What you will do:
1 - From the forum thread on improving memory, list every action that wowfudge's reply recommends in the paragraph beginning "I would recommend reading" and in the paragraph beginning "Make sure you do".
2 - Reproduce the portion of the forum thread on improving memory that opens with the words "As far as studying" and closes with "on the train!".
3 - According to the forum thread on improving memory, how long has wowfudge been studying via distance learning?

Given passage:
* Start *
Can anyone recommend [a] book(s) or does anyone have any advice on how to improve memory? I have recently signed up on a distance learning course. I have bought text books to help me with my studies. Unfortunately nothing I have read seems to be sinking in. My short term memory is at best crap. The course is just over £1000. Feeling desperate :(

OP posts:
wowfudge · 10/11/2018 13:07

I have been studying via distance learning for five years and am nearly at the end of it all. Are there online lectures and lecture notes?

I would recommend reading the relevant chapters of the text book first and making your own consolidated, hand-written notes as you read. It helps to concentrate your mind. Doesn't matter if you never read them again, but writing things down helps them to 'stick'. Then watch or listen to the lecture with the lecture notes printed out in front of you. There's research that shows that for a lot of people, reading things on the printed page helps them remember the content.

Make sure you do any lecture examples or practice questions. Try to recall the material first. If you can't, answer the question 'open book'.

I have also found that under some circumstances I don't take things in. Be kind to yourself and don't stress if you are too tired or can't understand something. Go back to it another time when you are fresher. You need to find the times when your brain and memory are more receptive. For example, I am usually shattered on Saturdays after a week at work so I do the jobs I need to do around the house and have a rest. I can then spend several productive hours on things on a Sunday instead. If I find I feel like studying I crack on and do it - I don't think, oh I'll do X,y and z first then do it because by then the moment has gone.

DontCallMeCharlotte · 10/11/2018 13:41

I would recommend reading the relevant chapters of the text book first and making your own consolidated, hand-written notes as you read. It helps to concentrate your mind. Doesn't matter if you never read them again, but writing things down helps them to 'stick'.

I second this. I used to keep a diary so I can tell you what happened in March 1978 but I'm struggling to think what I did last Saturday.

As far as studying is concerned, I did the above but when it (inevitably) came to cramming for the exams, I found reading the text out loud helped. Obviously no good if you're doing it on the train!
* End *
Records supplied:
* Start *
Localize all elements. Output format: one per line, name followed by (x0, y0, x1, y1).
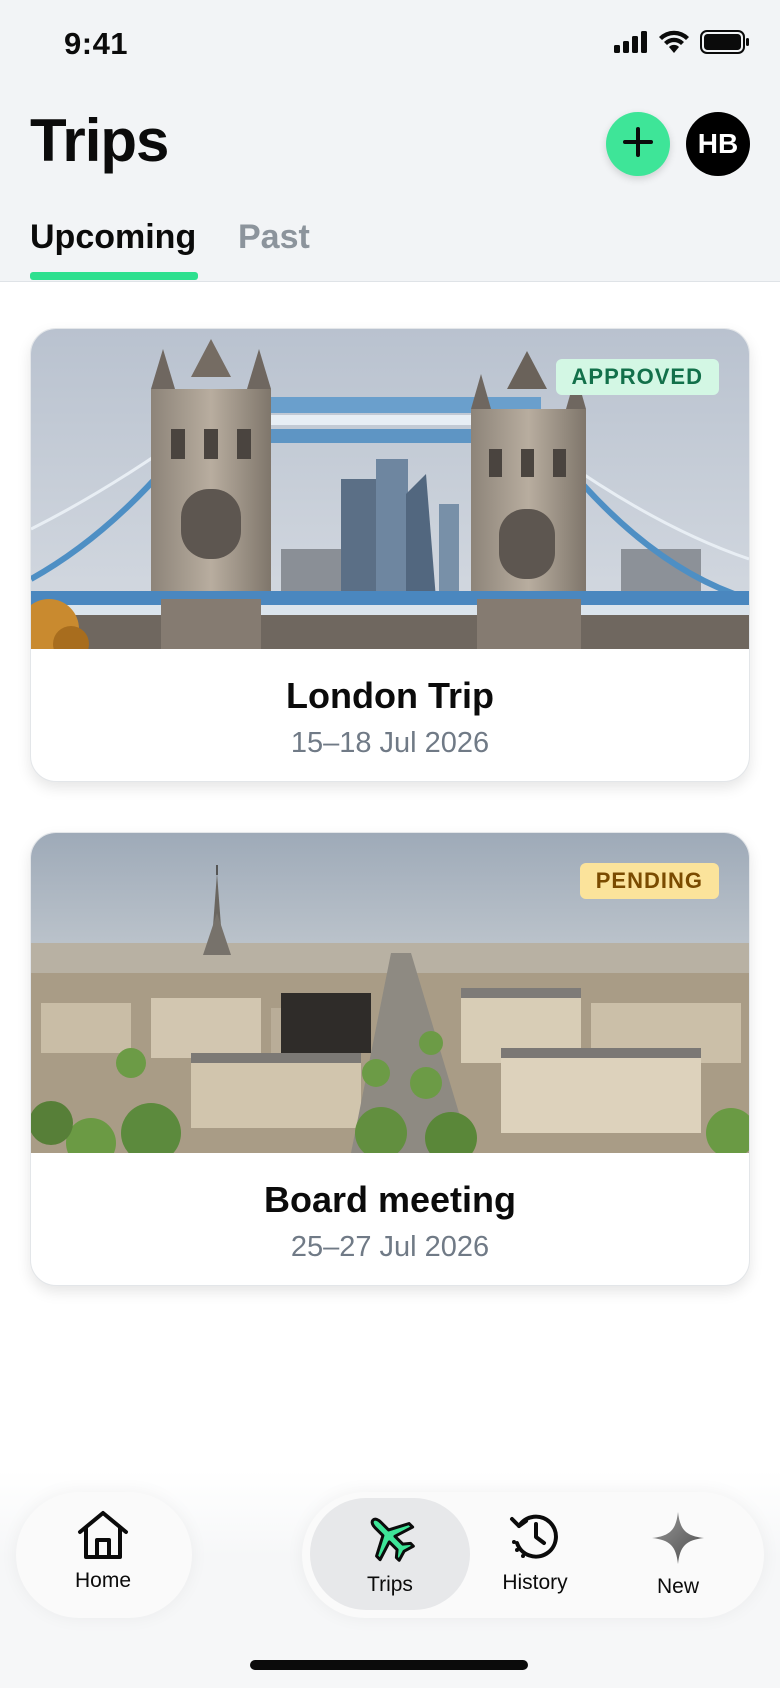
tab-past[interactable]: Past (238, 218, 310, 257)
trip-image-london: APPROVED (31, 329, 749, 649)
trip-title: London Trip (286, 675, 494, 716)
airplane-icon (363, 1510, 417, 1569)
nav-history-label: History (502, 1571, 568, 1594)
avatar[interactable]: HB (686, 112, 750, 176)
nav-home-label: Home (74, 1569, 132, 1592)
nav-trips-label: Trips (367, 1573, 413, 1596)
status-icons (614, 30, 750, 59)
header-area: 9:41 Trips HB Upcoming Past (0, 0, 780, 282)
nav-new-label: New (656, 1575, 699, 1598)
page-title: Trips (30, 107, 169, 174)
trip-title: Board meeting (263, 1179, 517, 1220)
trip-dates: 25–27 Jul 2026 (290, 1231, 490, 1263)
cellular-signal-icon (614, 31, 648, 58)
nav-trips[interactable]: Trips (320, 1510, 460, 1597)
trip-image-paris: PENDING (31, 833, 749, 1153)
tab-upcoming[interactable]: Upcoming (30, 218, 196, 257)
nav-history[interactable]: History (465, 1510, 605, 1595)
nav-new[interactable]: New (608, 1510, 748, 1599)
sparkle-icon (650, 1510, 706, 1571)
active-tab-indicator (30, 272, 198, 280)
trip-card-board-meeting[interactable]: PENDING Board meeting 25–27 Jul 2026 (30, 832, 750, 1286)
battery-icon (700, 30, 750, 59)
home-icon (75, 1510, 131, 1565)
status-badge: APPROVED (555, 359, 719, 395)
trip-card-london[interactable]: APPROVED London Trip 15–18 Jul 2026 (30, 328, 750, 782)
add-trip-button[interactable] (606, 112, 670, 176)
history-icon (507, 1510, 563, 1567)
home-indicator (250, 1660, 528, 1670)
wifi-icon (658, 30, 690, 59)
status-badge: PENDING (579, 863, 719, 899)
nav-home[interactable]: Home (33, 1510, 173, 1593)
plus-icon (622, 126, 654, 163)
status-time: 9:41 (64, 26, 129, 61)
trip-dates: 15–18 Jul 2026 (290, 727, 490, 759)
* End *
Results by task:
1 -
- Read the relevant chapters of the textbook first.
- Make your own consolidated, hand-written notes as you read.
- Watch or listen to the lecture with the lecture notes printed out in front of you.
- Do any lecture examples or practice questions.
- Try to recall the material first.
- If you can't recall it, answer the question "open book."

2 -
As far as studying is concerned, I did the above but when it (inevitably) came to cramming for the exams, I found reading the text out loud helped. Obviously no good if you're doing it on the train!

3 - Five years.